— start of Material for this exercise —
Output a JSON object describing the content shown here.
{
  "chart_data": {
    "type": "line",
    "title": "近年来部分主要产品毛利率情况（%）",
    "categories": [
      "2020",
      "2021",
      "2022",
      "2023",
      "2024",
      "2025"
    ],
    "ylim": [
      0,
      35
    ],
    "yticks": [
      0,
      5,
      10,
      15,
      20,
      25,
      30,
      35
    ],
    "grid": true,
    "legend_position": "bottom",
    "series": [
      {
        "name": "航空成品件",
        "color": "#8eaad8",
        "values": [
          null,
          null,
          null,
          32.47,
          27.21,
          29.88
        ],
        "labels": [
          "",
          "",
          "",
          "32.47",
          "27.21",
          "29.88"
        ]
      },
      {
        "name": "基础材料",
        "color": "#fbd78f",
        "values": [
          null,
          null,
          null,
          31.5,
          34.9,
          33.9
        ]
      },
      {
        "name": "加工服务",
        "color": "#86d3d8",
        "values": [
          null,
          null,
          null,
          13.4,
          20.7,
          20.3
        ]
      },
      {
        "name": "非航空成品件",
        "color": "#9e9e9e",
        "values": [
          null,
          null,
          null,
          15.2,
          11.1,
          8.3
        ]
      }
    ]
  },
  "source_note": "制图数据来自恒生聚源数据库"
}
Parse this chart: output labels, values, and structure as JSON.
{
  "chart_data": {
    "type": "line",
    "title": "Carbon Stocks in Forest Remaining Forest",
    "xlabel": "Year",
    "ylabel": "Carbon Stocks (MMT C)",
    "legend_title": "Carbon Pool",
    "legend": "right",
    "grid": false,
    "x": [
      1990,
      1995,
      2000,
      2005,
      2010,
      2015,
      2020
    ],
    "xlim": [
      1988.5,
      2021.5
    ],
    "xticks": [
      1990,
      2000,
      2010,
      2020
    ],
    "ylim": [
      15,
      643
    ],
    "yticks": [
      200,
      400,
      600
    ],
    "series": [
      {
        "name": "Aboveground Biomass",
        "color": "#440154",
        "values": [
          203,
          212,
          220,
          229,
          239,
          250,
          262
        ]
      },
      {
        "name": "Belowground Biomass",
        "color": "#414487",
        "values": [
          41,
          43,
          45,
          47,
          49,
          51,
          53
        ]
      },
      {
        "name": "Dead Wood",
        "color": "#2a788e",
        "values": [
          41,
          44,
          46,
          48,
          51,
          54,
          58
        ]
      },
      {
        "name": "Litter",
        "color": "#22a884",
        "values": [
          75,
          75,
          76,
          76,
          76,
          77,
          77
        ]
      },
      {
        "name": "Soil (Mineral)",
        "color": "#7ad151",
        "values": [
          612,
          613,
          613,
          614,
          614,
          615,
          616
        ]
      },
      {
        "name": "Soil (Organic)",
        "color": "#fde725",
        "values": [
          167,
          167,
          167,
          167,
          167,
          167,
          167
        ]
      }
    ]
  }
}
— end of Material for this exercise —
◆ **Problem to solve**
Gather each line from the listing above that holds "Soil".

◆ **Finished exercise**
        "name": "Soil (Mineral)",
        "name": "Soil (Organic)",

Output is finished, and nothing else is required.